**Извлечённый текст:**
· · · · ·
Бегущая строка памяти - Алла Демидова 32 стр.


Работая над "Федрой", я поняла - поняла изнутри, что у трагедии древних свои законы. В ней нет понятия греха, каким оно явится миру в христианстве. И хотя у Цветаевой, разумеется, это понятие есть и ее Федра казнит себя, так же как сама Цветаева казнила себя, подогнув колени под петлей в Елабуге, за все ошибки, за все грехи, тем не менее в цветаевской "Федре" очень точно переданы законы древней трагедии и античного мифа. Таков, например, ее замечательный монолог: "Те (то есть боги. - А.Д.) орудуют, мы - орудие". Человек - лишь орудие в руках фатума, рока, лишь игрушка в руках богов. Почему Электра не убивает мать? Да потому, что ее должен убить Орест, а не она - не дочь - так повелели боги. Понятно при этом, что древний грек не знает ни сомнений, ни чувства ответственности за свои поступки - за все отвечают боги. Совсем иное миросозерцание. Иногда говорят, что древние объяснили нам наши современные комплексы - Эдипов комплекс, комплекс Электры и так далее. Наоборот! Наши комплексы лишь атавизмы той, древней цивилизации, с которой наша цивилизация оказалась в разрыве. Разрыв произошел давно, но историки его еще не объяснили.

Надо учитывать разницу между принципами христианства и античности, чувствовать ее. И тогда интересно, если так можно выразиться, играть с сопоставлениями и противопоставлениями. Скажем, понятия Рока, Фатума и, с другой стороны - понятия о Добре и Зле, сознание личной виновности, индивидуального греха. Приведу пример из сегодняшней практики: Анатолий Васильев свое решение спектакля "Каменный гость" и другие стихи" строит как раз на противопоставлении "античное - христианское" в поэзии Пушкина. Собирая нас перед каждым выходом на сцену, Васильев хочет настроить нас, участников, именно на углубленное, в каком-то смысле философское понимание античности'и христианства, их борения и соединения в тех стихах Пушкина, которые образуют монтаж, точнее, концепцию этого спектакля: путь Пушкина от "Гавриилиады", от античного гедонизма, от античной мифологии к постижению христианской истины.

Другая моя трагическая роль - Электра - оказалась для меня очень трудной, правда, не столько из-за своего фаталистического миросозерцания, а по другим причинам. Пожалуй, тогда и произошел перелом в моем отношении к театру.
· · · · ·
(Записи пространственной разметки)
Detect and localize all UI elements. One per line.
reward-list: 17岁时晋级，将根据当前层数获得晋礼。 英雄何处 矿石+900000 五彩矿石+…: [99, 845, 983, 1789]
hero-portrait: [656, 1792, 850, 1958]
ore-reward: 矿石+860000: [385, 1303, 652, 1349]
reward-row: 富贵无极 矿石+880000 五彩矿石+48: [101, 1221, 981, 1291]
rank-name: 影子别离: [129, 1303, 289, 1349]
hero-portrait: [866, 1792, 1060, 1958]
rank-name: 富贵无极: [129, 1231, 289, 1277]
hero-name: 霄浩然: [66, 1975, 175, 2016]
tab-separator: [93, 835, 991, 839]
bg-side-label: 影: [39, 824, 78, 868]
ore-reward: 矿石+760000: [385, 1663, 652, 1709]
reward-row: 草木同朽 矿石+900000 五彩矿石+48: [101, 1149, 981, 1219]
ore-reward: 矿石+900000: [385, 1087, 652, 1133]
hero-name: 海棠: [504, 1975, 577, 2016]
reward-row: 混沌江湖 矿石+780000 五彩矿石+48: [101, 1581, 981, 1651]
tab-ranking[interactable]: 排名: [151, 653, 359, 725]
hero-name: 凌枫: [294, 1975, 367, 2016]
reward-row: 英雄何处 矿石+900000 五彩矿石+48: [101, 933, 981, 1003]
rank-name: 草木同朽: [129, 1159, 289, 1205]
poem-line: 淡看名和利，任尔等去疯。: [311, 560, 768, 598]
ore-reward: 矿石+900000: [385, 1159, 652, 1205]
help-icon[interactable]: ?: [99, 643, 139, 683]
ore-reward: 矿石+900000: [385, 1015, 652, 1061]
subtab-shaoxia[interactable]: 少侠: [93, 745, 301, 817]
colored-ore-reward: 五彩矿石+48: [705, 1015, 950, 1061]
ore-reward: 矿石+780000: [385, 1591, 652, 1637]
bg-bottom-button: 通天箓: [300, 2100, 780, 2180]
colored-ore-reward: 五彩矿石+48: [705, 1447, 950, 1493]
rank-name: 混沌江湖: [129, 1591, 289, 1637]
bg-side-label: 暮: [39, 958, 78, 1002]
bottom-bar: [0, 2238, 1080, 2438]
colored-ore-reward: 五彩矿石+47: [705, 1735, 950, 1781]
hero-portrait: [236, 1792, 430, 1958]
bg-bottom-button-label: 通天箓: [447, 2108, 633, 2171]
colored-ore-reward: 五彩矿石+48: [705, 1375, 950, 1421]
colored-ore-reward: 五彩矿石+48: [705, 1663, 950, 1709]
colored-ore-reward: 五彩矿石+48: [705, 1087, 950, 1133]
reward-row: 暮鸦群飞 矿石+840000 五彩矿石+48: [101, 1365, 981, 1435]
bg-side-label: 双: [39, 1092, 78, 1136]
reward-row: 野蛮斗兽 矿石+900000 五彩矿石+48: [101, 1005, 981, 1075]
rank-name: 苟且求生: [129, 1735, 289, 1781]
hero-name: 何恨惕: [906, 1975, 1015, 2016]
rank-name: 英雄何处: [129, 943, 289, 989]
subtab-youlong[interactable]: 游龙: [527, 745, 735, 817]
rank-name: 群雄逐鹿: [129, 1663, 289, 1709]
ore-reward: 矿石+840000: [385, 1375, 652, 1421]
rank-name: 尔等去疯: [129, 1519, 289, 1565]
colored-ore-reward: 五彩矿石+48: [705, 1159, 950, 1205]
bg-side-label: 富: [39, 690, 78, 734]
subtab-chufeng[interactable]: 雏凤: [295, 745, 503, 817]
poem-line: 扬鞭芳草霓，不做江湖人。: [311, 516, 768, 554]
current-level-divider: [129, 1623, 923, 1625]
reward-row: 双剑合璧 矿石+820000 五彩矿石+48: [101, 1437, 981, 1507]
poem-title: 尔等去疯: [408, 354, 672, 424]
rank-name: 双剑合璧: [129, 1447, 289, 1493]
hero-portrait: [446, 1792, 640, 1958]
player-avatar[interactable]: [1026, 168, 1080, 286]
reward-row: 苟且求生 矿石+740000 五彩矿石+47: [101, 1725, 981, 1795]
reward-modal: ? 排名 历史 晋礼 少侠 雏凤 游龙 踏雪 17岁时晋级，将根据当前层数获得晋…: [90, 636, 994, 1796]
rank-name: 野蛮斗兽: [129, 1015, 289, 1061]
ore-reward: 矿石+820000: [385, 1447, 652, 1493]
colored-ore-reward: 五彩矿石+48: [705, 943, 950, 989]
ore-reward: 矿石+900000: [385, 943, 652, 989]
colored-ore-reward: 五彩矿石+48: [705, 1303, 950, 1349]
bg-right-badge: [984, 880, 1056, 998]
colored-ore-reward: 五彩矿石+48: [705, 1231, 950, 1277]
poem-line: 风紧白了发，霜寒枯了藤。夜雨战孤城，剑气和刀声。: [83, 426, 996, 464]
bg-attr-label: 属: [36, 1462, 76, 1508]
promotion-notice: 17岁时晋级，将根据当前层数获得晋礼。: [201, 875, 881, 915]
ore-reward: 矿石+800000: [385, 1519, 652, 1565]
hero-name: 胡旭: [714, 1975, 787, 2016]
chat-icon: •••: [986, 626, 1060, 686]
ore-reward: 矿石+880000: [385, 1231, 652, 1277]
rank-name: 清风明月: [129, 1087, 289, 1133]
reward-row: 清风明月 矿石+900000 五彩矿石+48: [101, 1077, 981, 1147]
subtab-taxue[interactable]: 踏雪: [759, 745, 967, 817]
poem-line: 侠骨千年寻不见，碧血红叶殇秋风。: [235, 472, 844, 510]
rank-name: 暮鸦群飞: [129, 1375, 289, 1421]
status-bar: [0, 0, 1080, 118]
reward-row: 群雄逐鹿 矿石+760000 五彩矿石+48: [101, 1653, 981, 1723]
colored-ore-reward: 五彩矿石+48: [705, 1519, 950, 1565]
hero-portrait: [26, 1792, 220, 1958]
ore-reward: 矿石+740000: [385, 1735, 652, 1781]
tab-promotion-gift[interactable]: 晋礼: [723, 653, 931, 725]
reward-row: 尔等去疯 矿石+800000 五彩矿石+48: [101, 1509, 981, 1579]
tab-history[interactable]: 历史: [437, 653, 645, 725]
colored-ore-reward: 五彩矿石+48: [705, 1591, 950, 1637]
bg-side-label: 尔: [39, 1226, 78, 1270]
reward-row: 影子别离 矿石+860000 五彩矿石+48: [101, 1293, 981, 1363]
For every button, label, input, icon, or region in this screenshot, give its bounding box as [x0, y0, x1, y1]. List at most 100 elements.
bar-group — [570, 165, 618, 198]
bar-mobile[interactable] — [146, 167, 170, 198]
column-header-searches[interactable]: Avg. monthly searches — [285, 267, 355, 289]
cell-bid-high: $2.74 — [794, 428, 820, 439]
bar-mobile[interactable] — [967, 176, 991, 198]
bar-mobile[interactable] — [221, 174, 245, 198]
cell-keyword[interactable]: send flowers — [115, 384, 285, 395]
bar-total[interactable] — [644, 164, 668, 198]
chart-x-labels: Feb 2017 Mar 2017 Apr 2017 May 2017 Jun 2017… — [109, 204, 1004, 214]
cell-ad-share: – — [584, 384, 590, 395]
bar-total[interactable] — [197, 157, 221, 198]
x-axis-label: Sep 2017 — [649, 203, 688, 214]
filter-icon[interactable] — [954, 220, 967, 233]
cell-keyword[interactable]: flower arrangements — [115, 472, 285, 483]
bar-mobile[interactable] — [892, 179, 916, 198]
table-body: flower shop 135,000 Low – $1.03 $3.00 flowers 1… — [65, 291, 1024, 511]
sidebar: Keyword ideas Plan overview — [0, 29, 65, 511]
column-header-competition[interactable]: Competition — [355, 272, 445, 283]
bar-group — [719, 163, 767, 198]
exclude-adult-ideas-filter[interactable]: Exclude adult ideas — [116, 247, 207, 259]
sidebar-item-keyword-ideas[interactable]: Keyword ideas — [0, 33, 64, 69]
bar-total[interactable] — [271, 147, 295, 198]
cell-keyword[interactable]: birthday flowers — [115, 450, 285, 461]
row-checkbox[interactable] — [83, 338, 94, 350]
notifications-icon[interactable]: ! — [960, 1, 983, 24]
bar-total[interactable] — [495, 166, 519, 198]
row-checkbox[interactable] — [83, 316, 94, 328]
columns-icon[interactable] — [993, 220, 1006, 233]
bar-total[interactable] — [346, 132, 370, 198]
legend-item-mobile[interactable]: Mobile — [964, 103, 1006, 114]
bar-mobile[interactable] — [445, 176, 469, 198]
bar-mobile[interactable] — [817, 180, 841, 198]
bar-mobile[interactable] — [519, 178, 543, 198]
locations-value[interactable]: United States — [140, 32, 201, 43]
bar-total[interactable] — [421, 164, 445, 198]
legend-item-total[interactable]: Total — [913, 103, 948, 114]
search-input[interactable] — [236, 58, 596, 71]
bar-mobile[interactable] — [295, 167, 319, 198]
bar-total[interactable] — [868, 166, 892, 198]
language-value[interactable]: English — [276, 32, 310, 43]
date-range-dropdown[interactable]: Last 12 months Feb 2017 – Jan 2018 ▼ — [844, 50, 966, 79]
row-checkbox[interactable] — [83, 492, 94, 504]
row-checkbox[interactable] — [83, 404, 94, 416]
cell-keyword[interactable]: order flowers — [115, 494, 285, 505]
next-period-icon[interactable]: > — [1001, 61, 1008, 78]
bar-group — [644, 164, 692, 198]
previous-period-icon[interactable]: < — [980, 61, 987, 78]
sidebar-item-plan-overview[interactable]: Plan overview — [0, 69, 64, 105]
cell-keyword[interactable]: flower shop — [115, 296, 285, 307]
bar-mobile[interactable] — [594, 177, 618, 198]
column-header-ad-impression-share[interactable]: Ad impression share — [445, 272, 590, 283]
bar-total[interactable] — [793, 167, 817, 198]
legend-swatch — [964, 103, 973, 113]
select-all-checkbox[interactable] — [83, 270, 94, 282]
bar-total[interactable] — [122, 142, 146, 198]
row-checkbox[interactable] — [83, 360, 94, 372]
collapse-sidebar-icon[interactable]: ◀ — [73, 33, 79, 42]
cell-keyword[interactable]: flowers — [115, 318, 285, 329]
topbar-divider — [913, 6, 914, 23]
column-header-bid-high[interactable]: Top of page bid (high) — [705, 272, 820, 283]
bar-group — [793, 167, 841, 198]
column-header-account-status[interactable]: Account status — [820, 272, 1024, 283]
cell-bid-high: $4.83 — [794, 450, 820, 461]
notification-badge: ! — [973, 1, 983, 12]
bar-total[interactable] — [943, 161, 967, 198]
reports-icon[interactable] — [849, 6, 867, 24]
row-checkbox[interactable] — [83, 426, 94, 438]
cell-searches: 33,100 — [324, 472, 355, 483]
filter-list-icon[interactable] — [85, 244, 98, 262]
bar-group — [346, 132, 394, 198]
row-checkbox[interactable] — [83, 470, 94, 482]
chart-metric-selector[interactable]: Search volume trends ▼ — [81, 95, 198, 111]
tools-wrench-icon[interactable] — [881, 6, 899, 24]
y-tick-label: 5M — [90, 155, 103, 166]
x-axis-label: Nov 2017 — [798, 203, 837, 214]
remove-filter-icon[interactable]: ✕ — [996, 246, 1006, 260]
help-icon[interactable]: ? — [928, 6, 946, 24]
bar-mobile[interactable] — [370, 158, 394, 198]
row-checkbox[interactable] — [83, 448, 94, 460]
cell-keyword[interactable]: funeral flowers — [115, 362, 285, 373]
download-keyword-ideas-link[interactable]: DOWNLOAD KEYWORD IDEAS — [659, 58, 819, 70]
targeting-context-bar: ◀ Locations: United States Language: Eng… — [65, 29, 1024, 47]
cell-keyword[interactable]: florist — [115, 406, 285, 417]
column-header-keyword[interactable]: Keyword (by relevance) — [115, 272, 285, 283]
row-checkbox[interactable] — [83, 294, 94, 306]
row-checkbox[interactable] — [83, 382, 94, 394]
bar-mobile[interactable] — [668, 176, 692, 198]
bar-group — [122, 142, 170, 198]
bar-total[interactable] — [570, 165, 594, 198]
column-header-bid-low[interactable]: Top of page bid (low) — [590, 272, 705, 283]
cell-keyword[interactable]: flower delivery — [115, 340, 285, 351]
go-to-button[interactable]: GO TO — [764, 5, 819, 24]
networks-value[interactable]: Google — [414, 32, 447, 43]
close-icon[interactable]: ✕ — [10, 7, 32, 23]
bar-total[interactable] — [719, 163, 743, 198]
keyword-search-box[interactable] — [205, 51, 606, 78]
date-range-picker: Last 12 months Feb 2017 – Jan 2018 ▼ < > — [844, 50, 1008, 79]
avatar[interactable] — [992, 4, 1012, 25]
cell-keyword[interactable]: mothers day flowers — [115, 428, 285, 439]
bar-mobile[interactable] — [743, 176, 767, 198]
· · · · ·
**Поставленная задача:**
Перепишите дословно отрывок из текста об античной трагедии начиная со слов «Надо учитывать разницу» и до слов «постижению христианской истины.» включительно. Эти записи взяты из другого источника.

**Итоговый результат:**
Надо учитывать разницу между принципами христианства и античности, чувствовать ее. И тогда интересно, если так можно выразиться, играть с сопоставлениями и противопоставлениями. Скажем, понятия Рока, Фатума и, с другой стороны - понятия о Добре и Зле, сознание личной виновности, индивидуального греха. Приведу пример из сегодняшней практики: Анатолий Васильев свое решение спектакля "Каменный гость" и другие стихи" строит как раз на противопоставлении "античное - христианское" в поэзии Пушкина. Собирая нас перед каждым выходом на сцену, Васильев хочет настроить нас, участников, именно на углубленное, в каком-то смысле философское понимание античности'и христианства, их борения и соединения в тех стихах Пушкина, которые образуют монтаж, точнее, концепцию этого спектакля: путь Пушкина от "Гавриилиады", от античного гедонизма, от античной мифологии к постижению христианской истины.